PROBLEM TO SOLVE
Using the material that follows, identify and copy each line with the string "Grease".

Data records
# # # # # # #

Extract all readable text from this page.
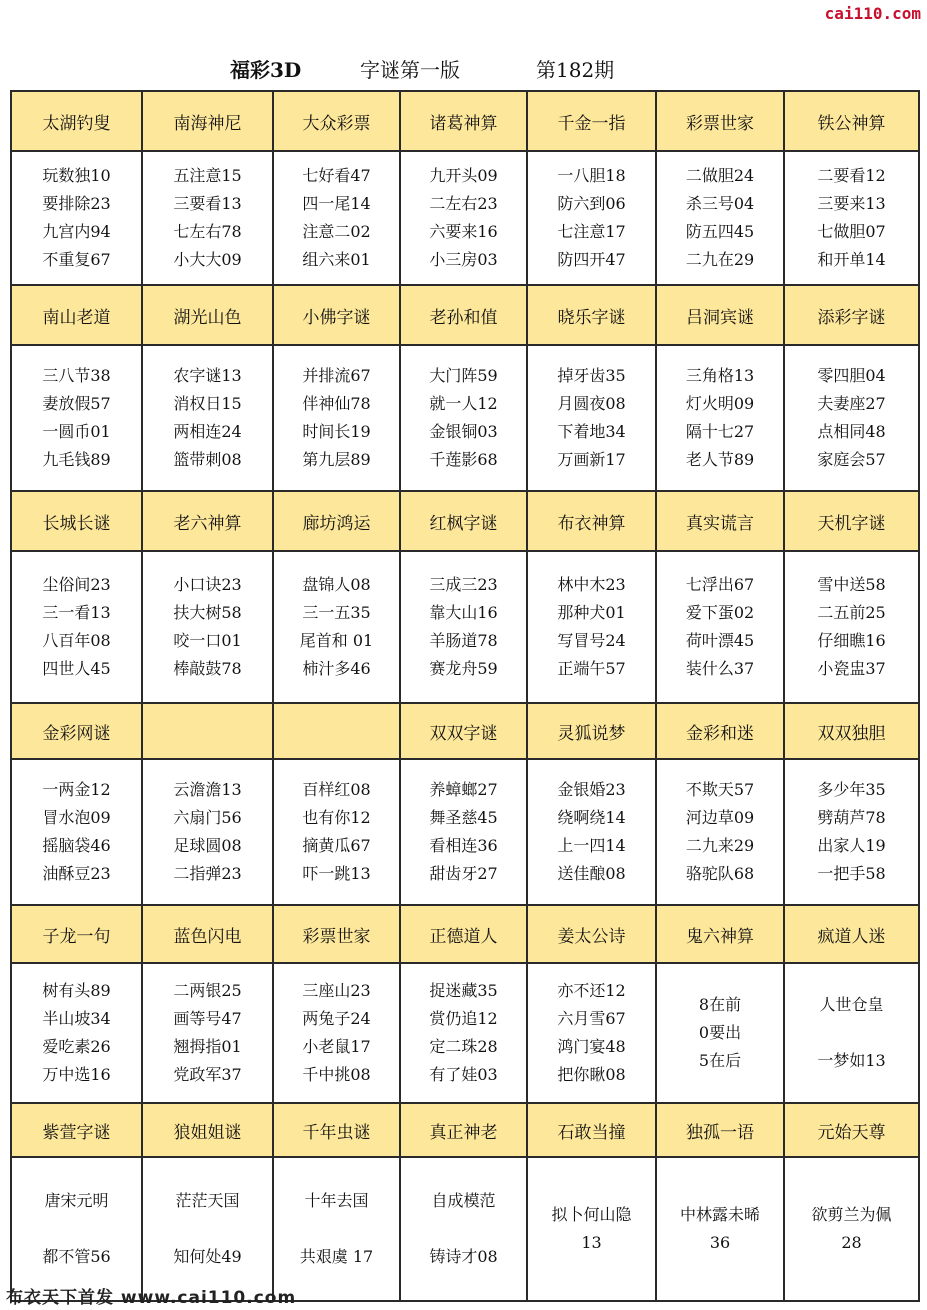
cai110.com
福彩3D	字谜第一版	第182期
太湖钓叟	南海神尼	大众彩票	诸葛神算	千金一指	彩票世家	铁公神算

玩数独10
要排除23
九宫内94
不重复67	五注意15
三要看13
七左右78
小大大09	七好看47
四一尾14
注意二02
组六来01	九开头09
二左右23
六要来16
小三房03	一八胆18
防六到06
七注意17
防四开47	二做胆24
杀三号04
防五四45
二九在29	二要看12
三要来13
七做胆07
和开单14

南山老道	湖光山色	小佛字谜	老孙和值	晓乐字谜	吕洞宾谜	添彩字谜

三八节38
妻放假57
一圆币01
九毛钱89	农字谜13
消权日15
两相连24
篮带刺08	并排流67
伴神仙78
时间长19
第九层89	大门阵59
就一人12
金银铜03
千莲影68	掉牙齿35
月圆夜08
下着地34
万画新17	三角格13
灯火明09
隔十七27
老人节89	零四胆04
夫妻座27
点相同48
家庭会57

长城长谜	老六神算	廊坊鸿运	红枫字谜	布衣神算	真实谎言	天机字谜

尘俗间23
三一看13
八百年08
四世人45	小口诀23
扶大树58
咬一口01
棒敲鼓78	盘锦人08
三一五35
尾首和 01
柿汁多46	三成三23
靠大山16
羊肠道78
赛龙舟59	林中木23
那种犬01
写冒号24
正端午57	七浮出67
爱下蛋02
荷叶漂45
装什么37	雪中送58
二五前25
仔细瞧16
小瓷盅37

金彩网谜			双双字谜	灵狐说梦	金彩和迷	双双独胆

一两金12
冒水泡09
摇脑袋46
油酥豆23	云澹澹13
六扇门56
足球圆08
二指弹23	百样红08
也有你12
摘黄瓜67
吓一跳13	养蟑螂27
舞圣慈45
看相连36
甜齿牙27	金银婚23
绕啊绕14
上一四14
送佳酿08	不欺天57
河边草09
二九来29
骆驼队68	多少年35
劈葫芦78
出家人19
一把手58

子龙一句	蓝色闪电	彩票世家	正德道人	姜太公诗	鬼六神算	疯道人迷

树有头89
半山坡34
爱吃素26
万中选16	二两银25
画等号47
翘拇指01
党政军37	三座山23
两兔子24
小老鼠17
千中挑08	捉迷藏35
赏仍追12
定二珠28
有了娃03	亦不还12
六月雪67
鸿门宴48
把你瞅08	8在前
0要出
5在后	人世仓皇
一梦如13

紫萱字谜	狼姐姐谜	千年虫谜	真正神老	石敢当撞	独孤一语	元始天尊

唐宋元明
都不管56	茫茫天国
知何处49	十年去国
共艰虞 17	自成模范
铸诗才08	拟卜何山隐
13	中林露未晞
36	欲剪兰为佩
28
布衣天下首发 www.cai110.com
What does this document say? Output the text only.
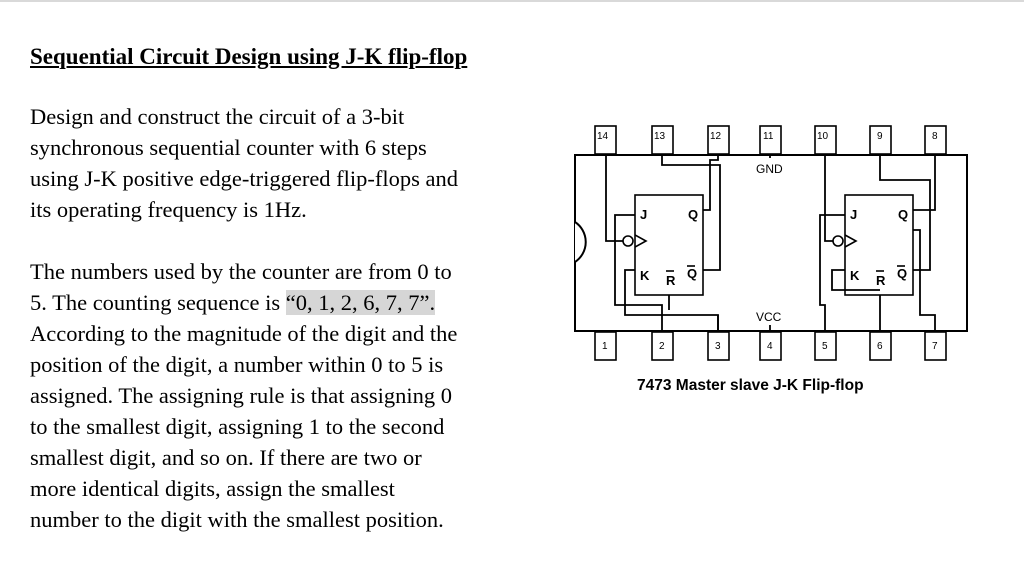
Sequential Circuit Design using J-K flip-flop
Design and construct the circuit of a 3-bit
synchronous sequential counter with 6 steps
using J-K positive edge-triggered flip-flops and
its operating frequency is 1Hz.
The numbers used by the counter are from 0 to
5. The counting sequence is “0, 1, 2, 6, 7, 7”.
According to the magnitude of the digit and the
position of the digit, a number within 0 to 5 is
assigned. The assigning rule is that assigning 0
to the smallest digit, assigning 1 to the second
smallest digit, and so on. If there are two or
more identical digits, assign the smallest
number to the digit with the smallest position.
14	13	12	11	10	9	8
1	2	3	4	5	6	7
GND
VCC
J
K
Q
Q
R
J
K
Q
Q
R
7473 Master slave J-K Flip-flop
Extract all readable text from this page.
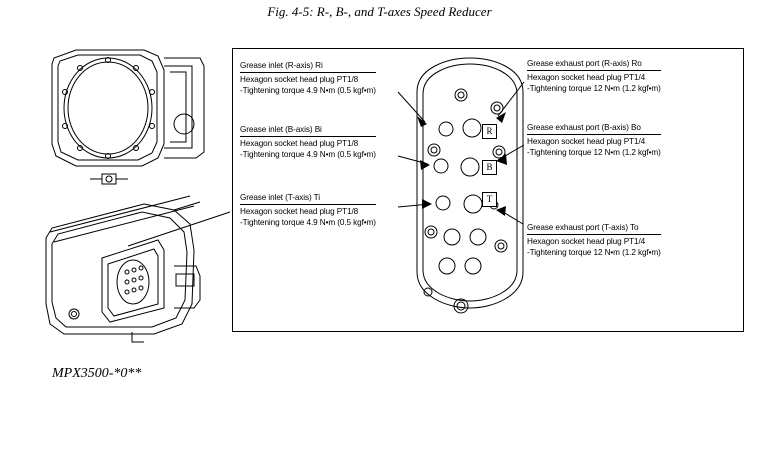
Fig. 4-5: R-, B-, and T-axes Speed Reducer
MPX3500-*0**
R
B
T
Grease inlet (R-axis) Ri
Hexagon socket head plug PT1/8
-Tightening torque 4.9 N•m (0.5 kgf•m)
Grease inlet (B-axis) Bi
Hexagon socket head plug PT1/8
-Tightening torque 4.9 N•m (0.5 kgf•m)
Grease inlet (T-axis) Ti
Hexagon socket head plug PT1/8
-Tightening torque 4.9 N•m (0.5 kgf•m)
Grease exhaust port (R-axis) Ro
Hexagon socket head plug PT1/4
-Tightening torque 12 N•m (1.2 kgf•m)
Grease exhaust port (B-axis) Bo
Hexagon socket head plug PT1/4
-Tightening torque 12 N•m (1.2 kgf•m)
Grease exhaust port (T-axis) To
Hexagon socket head plug PT1/4
-Tightening torque 12 N•m (1.2 kgf•m)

# # # # # # #

EXERCISE ANSWER
Grease inlet (R-axis) Ri
Grease inlet (B-axis) Bi
Grease inlet (T-axis) Ti
Grease exhaust port (R-axis) Ro
Grease exhaust port (B-axis) Bo
Grease exhaust port (T-axis) To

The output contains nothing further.